EXERCISE. Gather from the material every line that contains the string "this".

Data entries.

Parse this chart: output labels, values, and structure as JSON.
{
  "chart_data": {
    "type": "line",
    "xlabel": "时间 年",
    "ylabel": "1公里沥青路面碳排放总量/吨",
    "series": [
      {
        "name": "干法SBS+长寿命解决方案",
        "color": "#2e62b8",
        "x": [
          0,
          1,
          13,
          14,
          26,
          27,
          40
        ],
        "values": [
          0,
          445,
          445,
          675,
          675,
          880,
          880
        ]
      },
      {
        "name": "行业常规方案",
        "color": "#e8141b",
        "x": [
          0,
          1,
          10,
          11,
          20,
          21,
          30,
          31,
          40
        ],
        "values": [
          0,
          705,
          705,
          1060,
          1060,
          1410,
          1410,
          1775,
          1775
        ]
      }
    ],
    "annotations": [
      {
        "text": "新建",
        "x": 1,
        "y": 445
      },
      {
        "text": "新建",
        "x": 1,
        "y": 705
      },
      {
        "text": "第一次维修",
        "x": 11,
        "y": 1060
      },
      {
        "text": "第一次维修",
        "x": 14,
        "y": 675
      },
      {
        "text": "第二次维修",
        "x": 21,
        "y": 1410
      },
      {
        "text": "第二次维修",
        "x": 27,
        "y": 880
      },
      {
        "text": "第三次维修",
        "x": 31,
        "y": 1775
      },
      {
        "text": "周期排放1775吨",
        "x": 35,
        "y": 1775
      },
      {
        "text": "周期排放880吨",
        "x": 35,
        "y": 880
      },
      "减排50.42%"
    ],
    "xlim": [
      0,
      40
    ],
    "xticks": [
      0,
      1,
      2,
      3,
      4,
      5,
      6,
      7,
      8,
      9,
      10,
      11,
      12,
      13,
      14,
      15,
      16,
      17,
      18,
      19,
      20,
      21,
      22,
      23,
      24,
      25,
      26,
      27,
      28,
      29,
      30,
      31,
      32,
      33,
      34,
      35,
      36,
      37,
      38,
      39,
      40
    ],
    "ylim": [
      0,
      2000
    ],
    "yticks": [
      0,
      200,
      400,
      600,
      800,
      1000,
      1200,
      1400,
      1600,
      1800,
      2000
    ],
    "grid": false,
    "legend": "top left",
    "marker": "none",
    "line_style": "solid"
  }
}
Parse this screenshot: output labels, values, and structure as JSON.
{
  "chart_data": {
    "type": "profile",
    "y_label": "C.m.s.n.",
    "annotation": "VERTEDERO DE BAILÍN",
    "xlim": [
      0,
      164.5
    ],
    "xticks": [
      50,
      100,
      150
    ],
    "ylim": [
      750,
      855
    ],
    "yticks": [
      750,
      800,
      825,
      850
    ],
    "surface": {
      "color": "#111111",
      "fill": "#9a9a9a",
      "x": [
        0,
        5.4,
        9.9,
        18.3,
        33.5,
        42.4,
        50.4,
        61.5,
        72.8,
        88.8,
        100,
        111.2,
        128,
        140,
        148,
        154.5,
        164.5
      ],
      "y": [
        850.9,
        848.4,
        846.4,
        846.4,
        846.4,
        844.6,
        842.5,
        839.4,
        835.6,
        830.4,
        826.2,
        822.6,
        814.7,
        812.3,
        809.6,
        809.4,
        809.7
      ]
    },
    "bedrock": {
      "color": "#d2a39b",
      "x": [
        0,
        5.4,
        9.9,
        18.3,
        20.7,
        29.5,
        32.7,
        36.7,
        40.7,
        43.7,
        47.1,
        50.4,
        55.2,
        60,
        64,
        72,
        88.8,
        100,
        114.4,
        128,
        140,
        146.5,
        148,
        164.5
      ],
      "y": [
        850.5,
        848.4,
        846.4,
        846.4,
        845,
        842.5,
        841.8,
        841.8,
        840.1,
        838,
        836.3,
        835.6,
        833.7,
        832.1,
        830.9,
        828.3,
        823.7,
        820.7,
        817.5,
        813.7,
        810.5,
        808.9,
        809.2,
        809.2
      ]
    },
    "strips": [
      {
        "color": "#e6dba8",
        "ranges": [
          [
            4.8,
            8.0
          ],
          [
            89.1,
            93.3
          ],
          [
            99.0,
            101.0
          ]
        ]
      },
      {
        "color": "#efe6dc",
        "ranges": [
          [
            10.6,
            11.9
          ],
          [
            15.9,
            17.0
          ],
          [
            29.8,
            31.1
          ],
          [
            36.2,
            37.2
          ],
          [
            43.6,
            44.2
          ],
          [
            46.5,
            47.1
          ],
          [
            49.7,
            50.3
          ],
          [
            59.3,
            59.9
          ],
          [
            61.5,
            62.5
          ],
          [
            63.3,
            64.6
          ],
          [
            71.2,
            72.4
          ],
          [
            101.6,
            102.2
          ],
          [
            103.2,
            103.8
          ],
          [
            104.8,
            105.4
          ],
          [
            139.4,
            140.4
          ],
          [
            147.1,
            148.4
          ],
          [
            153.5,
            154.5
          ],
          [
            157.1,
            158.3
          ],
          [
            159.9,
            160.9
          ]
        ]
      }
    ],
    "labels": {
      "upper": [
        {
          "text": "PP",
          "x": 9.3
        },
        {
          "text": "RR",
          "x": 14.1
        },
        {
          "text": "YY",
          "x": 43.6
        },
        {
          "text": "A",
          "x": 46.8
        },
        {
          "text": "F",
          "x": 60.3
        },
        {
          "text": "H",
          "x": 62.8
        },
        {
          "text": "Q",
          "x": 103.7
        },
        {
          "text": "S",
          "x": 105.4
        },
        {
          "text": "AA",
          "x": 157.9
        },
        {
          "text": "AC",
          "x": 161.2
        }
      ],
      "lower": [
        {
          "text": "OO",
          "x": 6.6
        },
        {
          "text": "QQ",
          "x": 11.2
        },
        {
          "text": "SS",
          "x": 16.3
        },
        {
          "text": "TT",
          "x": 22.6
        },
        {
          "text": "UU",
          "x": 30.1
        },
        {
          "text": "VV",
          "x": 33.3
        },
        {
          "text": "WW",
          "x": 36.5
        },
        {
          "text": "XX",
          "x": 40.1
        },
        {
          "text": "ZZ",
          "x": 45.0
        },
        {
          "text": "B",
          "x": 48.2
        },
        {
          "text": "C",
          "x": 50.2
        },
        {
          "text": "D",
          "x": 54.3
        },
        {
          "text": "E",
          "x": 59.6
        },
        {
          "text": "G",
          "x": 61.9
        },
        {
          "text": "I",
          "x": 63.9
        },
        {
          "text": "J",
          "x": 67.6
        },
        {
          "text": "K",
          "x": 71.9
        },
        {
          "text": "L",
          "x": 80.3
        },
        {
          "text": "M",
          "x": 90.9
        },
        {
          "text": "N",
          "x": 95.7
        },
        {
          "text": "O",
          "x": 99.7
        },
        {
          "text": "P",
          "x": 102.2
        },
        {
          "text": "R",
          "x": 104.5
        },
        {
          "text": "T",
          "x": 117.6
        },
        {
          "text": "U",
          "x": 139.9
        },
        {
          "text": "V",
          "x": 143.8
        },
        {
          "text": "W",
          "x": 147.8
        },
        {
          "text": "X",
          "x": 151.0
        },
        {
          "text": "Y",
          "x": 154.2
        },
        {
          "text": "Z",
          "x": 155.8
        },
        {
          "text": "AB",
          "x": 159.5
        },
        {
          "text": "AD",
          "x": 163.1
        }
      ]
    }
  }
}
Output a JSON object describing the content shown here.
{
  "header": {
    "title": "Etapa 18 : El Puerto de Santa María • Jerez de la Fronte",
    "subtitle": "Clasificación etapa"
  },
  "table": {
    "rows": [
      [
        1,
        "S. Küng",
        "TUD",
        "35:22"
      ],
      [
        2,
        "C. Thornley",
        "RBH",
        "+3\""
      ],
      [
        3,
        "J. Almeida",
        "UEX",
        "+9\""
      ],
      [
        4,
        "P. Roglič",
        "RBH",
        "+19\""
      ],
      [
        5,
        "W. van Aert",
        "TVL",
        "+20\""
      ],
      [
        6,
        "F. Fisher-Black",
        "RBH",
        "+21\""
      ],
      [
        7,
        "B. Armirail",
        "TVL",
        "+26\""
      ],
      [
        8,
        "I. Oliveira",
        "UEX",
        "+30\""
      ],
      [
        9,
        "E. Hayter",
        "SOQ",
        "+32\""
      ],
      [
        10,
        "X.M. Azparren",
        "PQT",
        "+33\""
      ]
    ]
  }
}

ANSWER BELOW.
Parse this chart: output labels, values, and structure as JSON.
Parse this screenshot: output labels, values, and structure as JSON.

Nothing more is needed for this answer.